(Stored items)
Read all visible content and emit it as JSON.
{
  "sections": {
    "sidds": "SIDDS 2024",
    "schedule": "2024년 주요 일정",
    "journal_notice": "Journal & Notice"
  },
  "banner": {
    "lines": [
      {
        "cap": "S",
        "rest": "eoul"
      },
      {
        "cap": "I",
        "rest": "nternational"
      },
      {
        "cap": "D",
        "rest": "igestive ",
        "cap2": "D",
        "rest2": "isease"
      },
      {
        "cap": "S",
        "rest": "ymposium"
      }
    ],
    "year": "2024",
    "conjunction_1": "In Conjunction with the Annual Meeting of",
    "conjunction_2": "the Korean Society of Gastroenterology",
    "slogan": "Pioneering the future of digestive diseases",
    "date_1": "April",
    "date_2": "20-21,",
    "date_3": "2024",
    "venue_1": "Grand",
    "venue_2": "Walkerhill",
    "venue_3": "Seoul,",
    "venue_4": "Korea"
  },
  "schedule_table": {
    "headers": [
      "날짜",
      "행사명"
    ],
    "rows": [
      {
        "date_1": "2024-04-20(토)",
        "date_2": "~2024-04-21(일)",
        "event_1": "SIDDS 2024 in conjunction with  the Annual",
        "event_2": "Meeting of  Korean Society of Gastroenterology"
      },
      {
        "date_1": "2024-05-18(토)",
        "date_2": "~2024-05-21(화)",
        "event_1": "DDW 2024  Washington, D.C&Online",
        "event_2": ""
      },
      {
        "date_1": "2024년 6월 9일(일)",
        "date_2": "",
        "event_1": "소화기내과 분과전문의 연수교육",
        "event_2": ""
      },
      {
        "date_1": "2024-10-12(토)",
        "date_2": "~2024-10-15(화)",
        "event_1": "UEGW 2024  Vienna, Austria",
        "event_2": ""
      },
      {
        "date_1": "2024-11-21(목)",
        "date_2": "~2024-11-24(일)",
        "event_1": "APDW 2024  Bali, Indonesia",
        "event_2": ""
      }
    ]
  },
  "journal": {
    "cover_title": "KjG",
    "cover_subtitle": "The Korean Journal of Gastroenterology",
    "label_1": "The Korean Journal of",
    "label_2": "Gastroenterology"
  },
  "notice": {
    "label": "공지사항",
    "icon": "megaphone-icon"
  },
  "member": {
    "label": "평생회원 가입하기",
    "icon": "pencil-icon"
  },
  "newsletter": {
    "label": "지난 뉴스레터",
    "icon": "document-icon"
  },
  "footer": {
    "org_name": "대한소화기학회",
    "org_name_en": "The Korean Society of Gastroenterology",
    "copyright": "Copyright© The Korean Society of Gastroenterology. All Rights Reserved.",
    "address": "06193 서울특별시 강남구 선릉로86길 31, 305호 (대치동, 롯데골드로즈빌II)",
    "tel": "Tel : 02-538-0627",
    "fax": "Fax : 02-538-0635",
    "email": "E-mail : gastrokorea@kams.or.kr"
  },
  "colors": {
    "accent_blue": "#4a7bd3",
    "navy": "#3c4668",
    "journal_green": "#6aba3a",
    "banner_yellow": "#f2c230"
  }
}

DIRECTIVE
Pick each line holding the word "SIDDS" out of the listing.

WRITTEN SOLUTION
    "sidds": "SIDDS 2024",
        "event_1": "SIDDS 2024 in conjunction with  the Annual",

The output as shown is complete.